Dataset records
──────────────────────────────
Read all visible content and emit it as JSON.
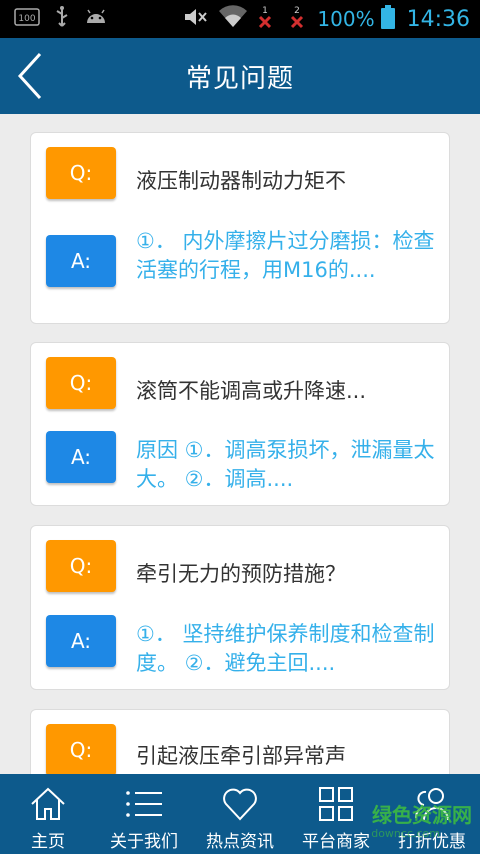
{
  "status_bar": {
    "notification_badge": "100",
    "sim1": "1",
    "sim2": "2",
    "battery_pct": "100%",
    "time": "14:36",
    "accent": "#33b5e5"
  },
  "header": {
    "title": "常见问题",
    "background": "#0d5a8c"
  },
  "faq": {
    "q_label": "Q:",
    "a_label": "A:",
    "items": [
      {
        "question": "液压制动器制动力矩不",
        "answer": "①． 内外摩擦片过分磨损：检查活塞的行程，用M16的...."
      },
      {
        "question": "滚筒不能调高或升降速...",
        "answer": "原因 ①．调高泵损坏，泄漏量太大。 ②．调高...."
      },
      {
        "question": "牵引无力的预防措施？",
        "answer": "①． 坚持维护保养制度和检查制度。 ②．避免主回...."
      },
      {
        "question": "引起液压牵引部异常声",
        "answer": ""
      }
    ]
  },
  "bottom_nav": {
    "items": [
      {
        "label": "主页",
        "icon": "home-icon"
      },
      {
        "label": "关于我们",
        "icon": "list-icon"
      },
      {
        "label": "热点资讯",
        "icon": "heart-icon"
      },
      {
        "label": "平台商家",
        "icon": "grid-icon"
      },
      {
        "label": "打折优惠",
        "icon": "users-icon"
      }
    ]
  },
  "watermark": {
    "text": "绿色资源网",
    "sub": "downcc.com"
  }
}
──────────────────────────────
*WHAT YOU SHOULD DO*. Leave out the pictures and transcribe the entries above exactly.

*WRITTEN ANSWER*.
Read all visible content and emit it as JSON.
{
  "status_bar": {
    "notification_badge": "100",
    "sim1": "1",
    "sim2": "2",
    "battery_pct": "100%",
    "time": "14:36",
    "accent": "#33b5e5"
  },
  "header": {
    "title": "常见问题",
    "background": "#0d5a8c"
  },
  "faq": {
    "q_label": "Q:",
    "a_label": "A:",
    "items": [
      {
        "question": "液压制动器制动力矩不",
        "answer": "①． 内外摩擦片过分磨损：检查活塞的行程，用M16的...."
      },
      {
        "question": "滚筒不能调高或升降速...",
        "answer": "原因 ①．调高泵损坏，泄漏量太大。 ②．调高...."
      },
      {
        "question": "牵引无力的预防措施？",
        "answer": "①． 坚持维护保养制度和检查制度。 ②．避免主回...."
      },
      {
        "question": "引起液压牵引部异常声",
        "answer": ""
      }
    ]
  },
  "bottom_nav": {
    "items": [
      {
        "label": "主页",
        "icon": "home-icon"
      },
      {
        "label": "关于我们",
        "icon": "list-icon"
      },
      {
        "label": "热点资讯",
        "icon": "heart-icon"
      },
      {
        "label": "平台商家",
        "icon": "grid-icon"
      },
      {
        "label": "打折优惠",
        "icon": "users-icon"
      }
    ]
  },
  "watermark": {
    "text": "绿色资源网",
    "sub": "downcc.com"
  }
}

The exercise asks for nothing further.